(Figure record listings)
§ §
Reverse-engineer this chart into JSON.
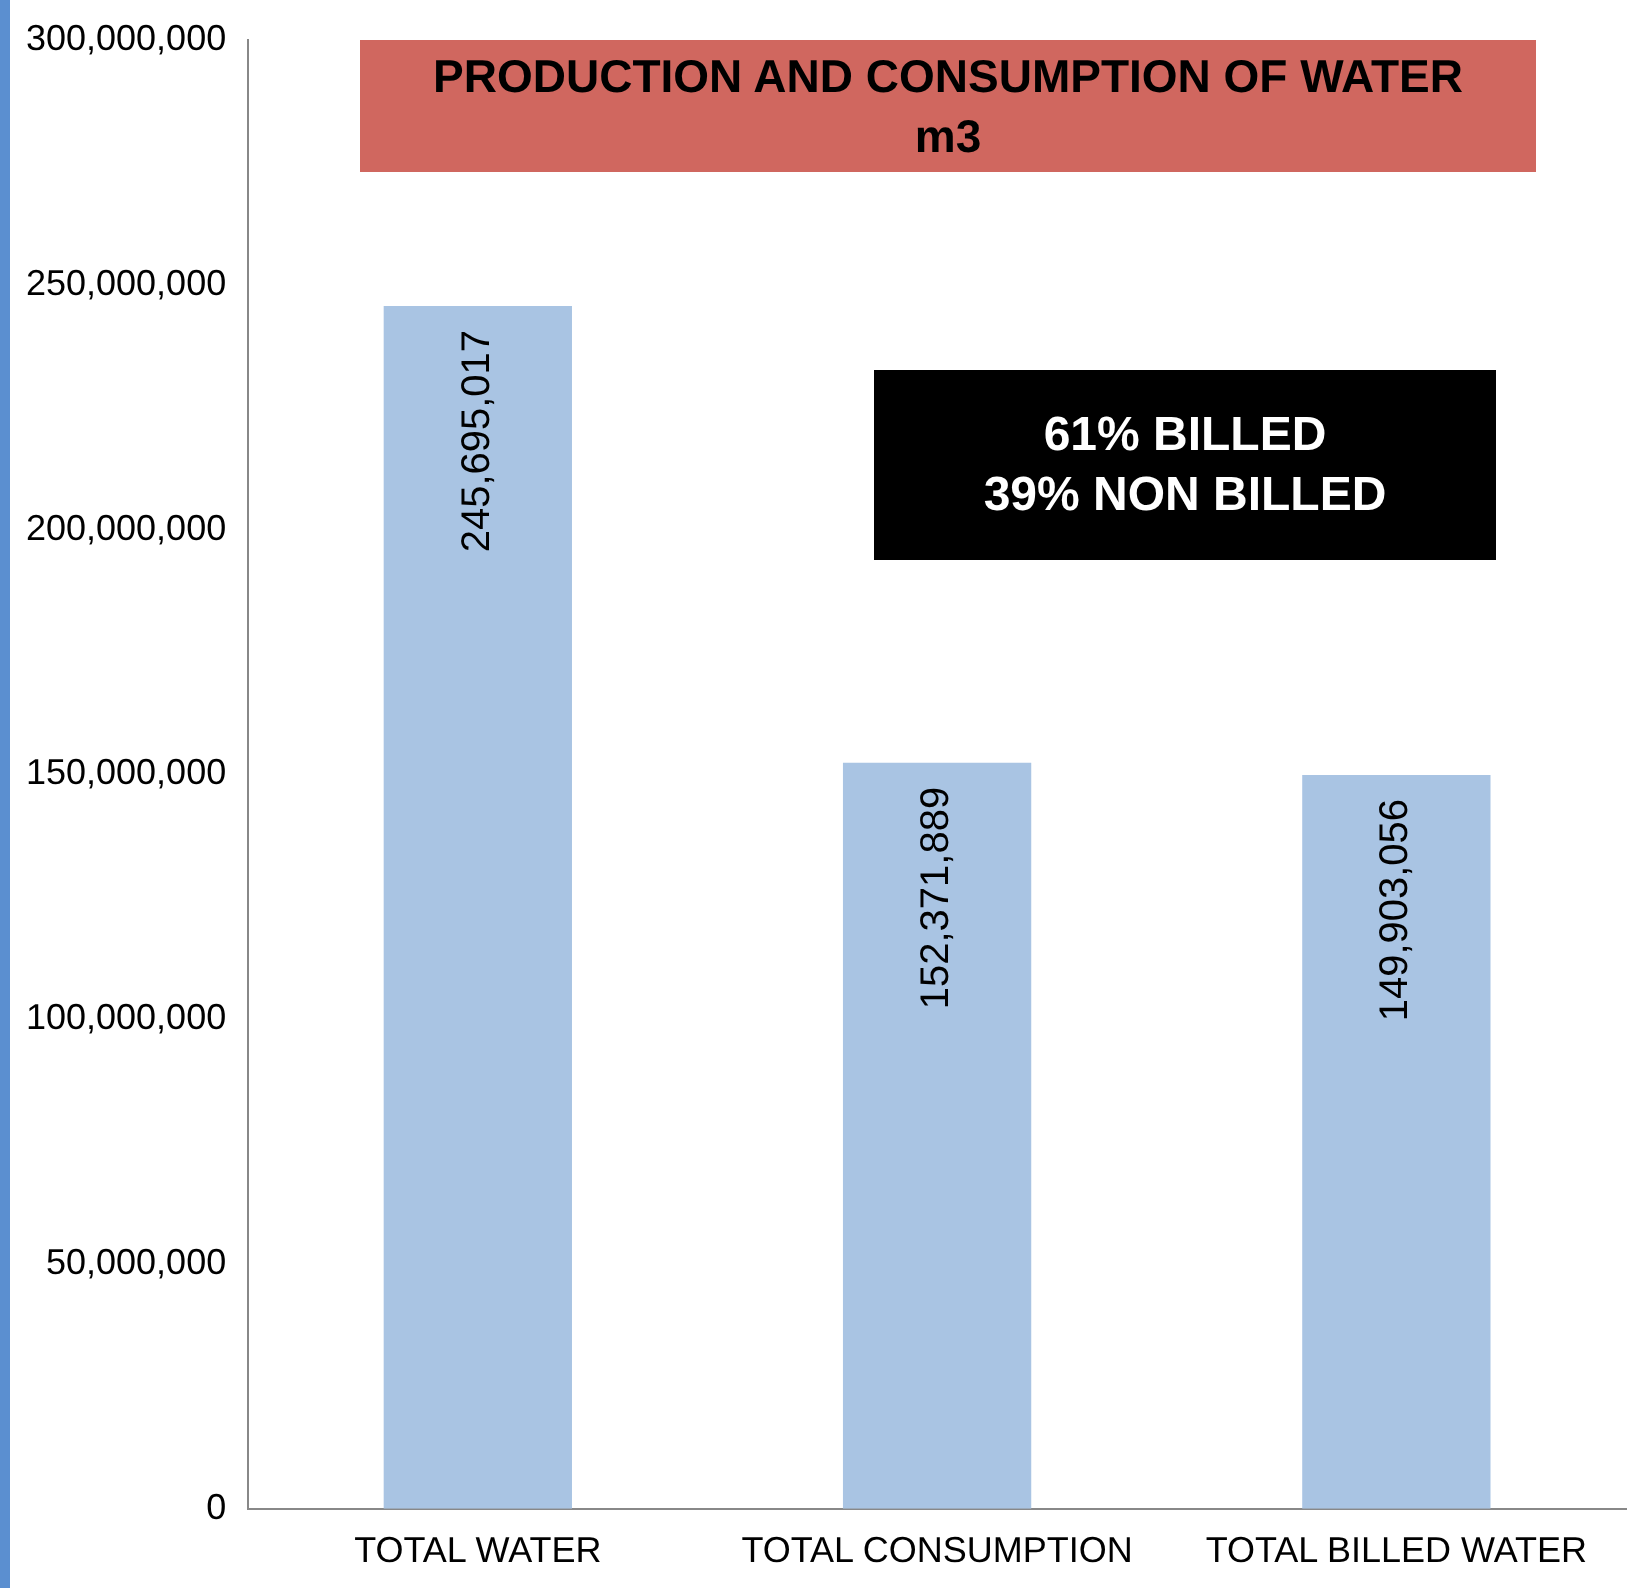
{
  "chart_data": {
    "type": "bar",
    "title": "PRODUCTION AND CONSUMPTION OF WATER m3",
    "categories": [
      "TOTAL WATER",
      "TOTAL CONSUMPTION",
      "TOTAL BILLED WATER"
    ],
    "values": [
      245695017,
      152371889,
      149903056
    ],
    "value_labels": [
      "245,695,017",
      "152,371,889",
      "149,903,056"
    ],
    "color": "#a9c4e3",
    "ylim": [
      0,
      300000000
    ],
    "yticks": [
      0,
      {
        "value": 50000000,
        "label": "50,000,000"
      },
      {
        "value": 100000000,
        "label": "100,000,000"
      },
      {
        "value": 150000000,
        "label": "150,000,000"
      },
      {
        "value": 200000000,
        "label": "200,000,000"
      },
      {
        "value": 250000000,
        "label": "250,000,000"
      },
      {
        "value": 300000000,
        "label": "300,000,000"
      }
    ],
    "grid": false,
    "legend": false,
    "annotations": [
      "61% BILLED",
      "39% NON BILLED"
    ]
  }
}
§ §
Reproduce each line exactly, please, except for any pictures.

**WRITTEN SOLUTION:**
Reverse-engineer this chart into JSON.
{
  "chart_data": {
    "type": "bar",
    "title": "PRODUCTION AND CONSUMPTION OF WATER m3",
    "categories": [
      "TOTAL WATER",
      "TOTAL CONSUMPTION",
      "TOTAL BILLED WATER"
    ],
    "values": [
      245695017,
      152371889,
      149903056
    ],
    "value_labels": [
      "245,695,017",
      "152,371,889",
      "149,903,056"
    ],
    "color": "#a9c4e3",
    "ylim": [
      0,
      300000000
    ],
    "yticks": [
      0,
      {
        "value": 50000000,
        "label": "50,000,000"
      },
      {
        "value": 100000000,
        "label": "100,000,000"
      },
      {
        "value": 150000000,
        "label": "150,000,000"
      },
      {
        "value": 200000000,
        "label": "200,000,000"
      },
      {
        "value": 250000000,
        "label": "250,000,000"
      },
      {
        "value": 300000000,
        "label": "300,000,000"
      }
    ],
    "grid": false,
    "legend": false,
    "annotations": [
      "61% BILLED",
      "39% NON BILLED"
    ]
  }
}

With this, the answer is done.